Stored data
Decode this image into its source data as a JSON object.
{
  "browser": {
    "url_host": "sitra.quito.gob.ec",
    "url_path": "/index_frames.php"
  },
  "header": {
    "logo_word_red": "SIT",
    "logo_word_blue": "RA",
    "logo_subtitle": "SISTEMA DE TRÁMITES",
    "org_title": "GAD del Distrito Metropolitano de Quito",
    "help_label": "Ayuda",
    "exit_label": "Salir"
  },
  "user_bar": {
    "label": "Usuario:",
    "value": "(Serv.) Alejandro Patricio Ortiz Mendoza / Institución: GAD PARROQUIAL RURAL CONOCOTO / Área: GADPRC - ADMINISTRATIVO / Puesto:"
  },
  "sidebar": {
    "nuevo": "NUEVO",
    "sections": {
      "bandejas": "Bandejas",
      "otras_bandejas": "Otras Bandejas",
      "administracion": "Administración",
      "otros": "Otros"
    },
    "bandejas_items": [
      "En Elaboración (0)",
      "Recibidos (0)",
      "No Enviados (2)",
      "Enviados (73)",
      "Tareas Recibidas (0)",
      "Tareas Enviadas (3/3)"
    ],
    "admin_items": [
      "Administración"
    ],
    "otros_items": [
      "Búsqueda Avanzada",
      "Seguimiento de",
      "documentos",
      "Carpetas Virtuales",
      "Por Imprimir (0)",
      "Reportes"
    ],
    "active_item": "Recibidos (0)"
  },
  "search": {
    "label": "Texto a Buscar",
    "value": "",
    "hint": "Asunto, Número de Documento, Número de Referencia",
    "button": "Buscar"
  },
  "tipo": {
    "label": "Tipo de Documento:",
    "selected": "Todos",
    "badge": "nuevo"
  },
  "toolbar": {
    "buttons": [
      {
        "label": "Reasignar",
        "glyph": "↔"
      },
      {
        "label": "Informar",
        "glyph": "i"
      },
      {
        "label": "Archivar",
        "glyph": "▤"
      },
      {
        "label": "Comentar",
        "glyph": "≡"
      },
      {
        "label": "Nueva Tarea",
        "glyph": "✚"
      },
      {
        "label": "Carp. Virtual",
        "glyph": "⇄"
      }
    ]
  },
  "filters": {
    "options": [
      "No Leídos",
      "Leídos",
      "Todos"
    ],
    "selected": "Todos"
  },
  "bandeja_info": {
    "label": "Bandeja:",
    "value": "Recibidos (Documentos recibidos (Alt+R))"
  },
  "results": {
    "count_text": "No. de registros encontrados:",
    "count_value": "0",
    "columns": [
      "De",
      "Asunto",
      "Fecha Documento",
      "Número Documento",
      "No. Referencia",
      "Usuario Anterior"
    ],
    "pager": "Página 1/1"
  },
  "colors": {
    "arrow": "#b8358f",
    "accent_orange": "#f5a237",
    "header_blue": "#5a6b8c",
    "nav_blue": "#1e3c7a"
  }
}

Aim of the exercise:
Reproduce all the data word for word.

Complete response:
Decode this image into its source data as a JSON object.
{
  "browser": {
    "url_host": "sitra.quito.gob.ec",
    "url_path": "/index_frames.php"
  },
  "header": {
    "logo_word_red": "SIT",
    "logo_word_blue": "RA",
    "logo_subtitle": "SISTEMA DE TRÁMITES",
    "org_title": "GAD del Distrito Metropolitano de Quito",
    "help_label": "Ayuda",
    "exit_label": "Salir"
  },
  "user_bar": {
    "label": "Usuario:",
    "value": "(Serv.) Alejandro Patricio Ortiz Mendoza / Institución: GAD PARROQUIAL RURAL CONOCOTO / Área: GADPRC - ADMINISTRATIVO / Puesto:"
  },
  "sidebar": {
    "nuevo": "NUEVO",
    "sections": {
      "bandejas": "Bandejas",
      "otras_bandejas": "Otras Bandejas",
      "administracion": "Administración",
      "otros": "Otros"
    },
    "bandejas_items": [
      "En Elaboración (0)",
      "Recibidos (0)",
      "No Enviados (2)",
      "Enviados (73)",
      "Tareas Recibidas (0)",
      "Tareas Enviadas (3/3)"
    ],
    "admin_items": [
      "Administración"
    ],
    "otros_items": [
      "Búsqueda Avanzada",
      "Seguimiento de",
      "documentos",
      "Carpetas Virtuales",
      "Por Imprimir (0)",
      "Reportes"
    ],
    "active_item": "Recibidos (0)"
  },
  "search": {
    "label": "Texto a Buscar",
    "value": "",
    "hint": "Asunto, Número de Documento, Número de Referencia",
    "button": "Buscar"
  },
  "tipo": {
    "label": "Tipo de Documento:",
    "selected": "Todos",
    "badge": "nuevo"
  },
  "toolbar": {
    "buttons": [
      {
        "label": "Reasignar",
        "glyph": "↔"
      },
      {
        "label": "Informar",
        "glyph": "i"
      },
      {
        "label": "Archivar",
        "glyph": "▤"
      },
      {
        "label": "Comentar",
        "glyph": "≡"
      },
      {
        "label": "Nueva Tarea",
        "glyph": "✚"
      },
      {
        "label": "Carp. Virtual",
        "glyph": "⇄"
      }
    ]
  },
  "filters": {
    "options": [
      "No Leídos",
      "Leídos",
      "Todos"
    ],
    "selected": "Todos"
  },
  "bandeja_info": {
    "label": "Bandeja:",
    "value": "Recibidos (Documentos recibidos (Alt+R))"
  },
  "results": {
    "count_text": "No. de registros encontrados:",
    "count_value": "0",
    "columns": [
      "De",
      "Asunto",
      "Fecha Documento",
      "Número Documento",
      "No. Referencia",
      "Usuario Anterior"
    ],
    "pager": "Página 1/1"
  },
  "colors": {
    "arrow": "#b8358f",
    "accent_orange": "#f5a237",
    "header_blue": "#5a6b8c",
    "nav_blue": "#1e3c7a"
  }
}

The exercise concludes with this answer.